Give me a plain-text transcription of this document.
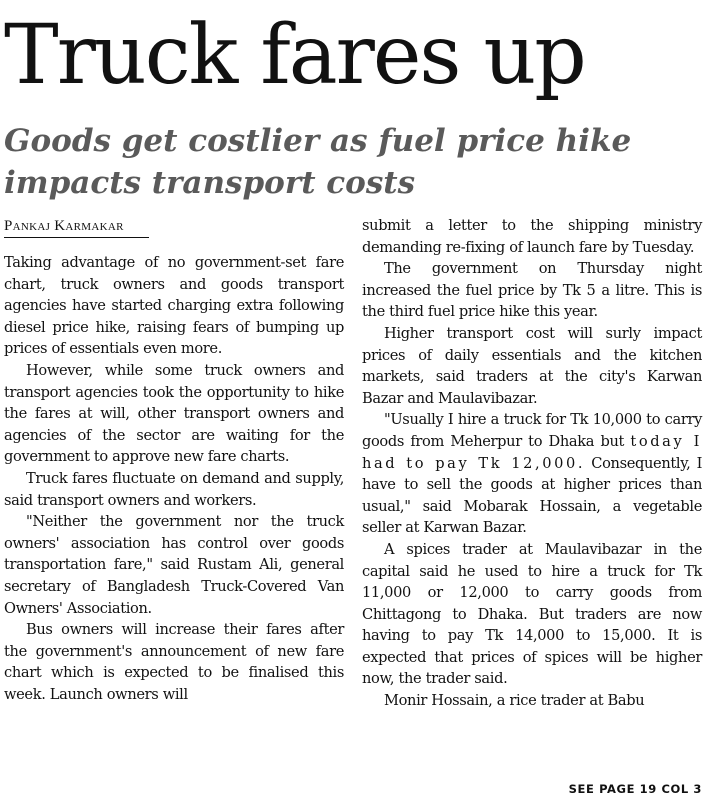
Truck fares up
Goods get costlier as fuel price hike impacts transport costs
Pankaj Karmakar

Taking advantage of no government-set fare chart, truck owners and goods transport agencies have started charging extra following diesel price hike, raising fears of bumping up prices of essentials even more.

However, while some truck owners and transport agencies took the opportunity to hike the fares at will, other transport owners and agencies of the sector are waiting for the government to approve new fare charts.

Truck fares fluctuate on demand and supply, said transport owners and workers.

"Neither the government nor the truck owners' association has control over goods transportation fare," said Rustam Ali, general secretary of Bangladesh Truck-Covered Van Owners' Association.

Bus owners will increase their fares after the government's announcement of new fare chart which is expected to be finalised this week. Launch owners will

submit a letter to the shipping ministry demanding re-fixing of launch fare by Tuesday.

The government on Thursday night increased the fuel price by Tk 5 a litre. This is the third fuel price hike this year.

Higher transport cost will surly impact prices of daily essentials and the kitchen markets, said traders at the city's Karwan Bazar and Maulavibazar.

"Usually I hire a truck for Tk 10,000 to carry goods from Meherpur to Dhaka but today I had to pay Tk 12,000. Consequently, I have to sell the goods at higher prices than usual," said Mobarak Hossain, a vegetable seller at Karwan Bazar.

A spices trader at Maulavibazar in the capital said he used to hire a truck for Tk 11,000 or 12,000 to carry goods from Chittagong to Dhaka. But traders are now having to pay Tk 14,000 to 15,000. It is expected that prices of spices will be higher now, the trader said.

Monir Hossain, a rice trader at Babu

SEE PAGE 19 COL 3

*STATED TASK*. Pull out all lines containing "this".

*REPLY*.
Give me a plain-text transcription of this document.
Bus owners will increase their fares after the government's announcement of new fare chart which is expected to be finalised this week. Launch owners will
The government on Thursday night increased the fuel price by Tk 5 a litre. This is the third fuel price hike this year.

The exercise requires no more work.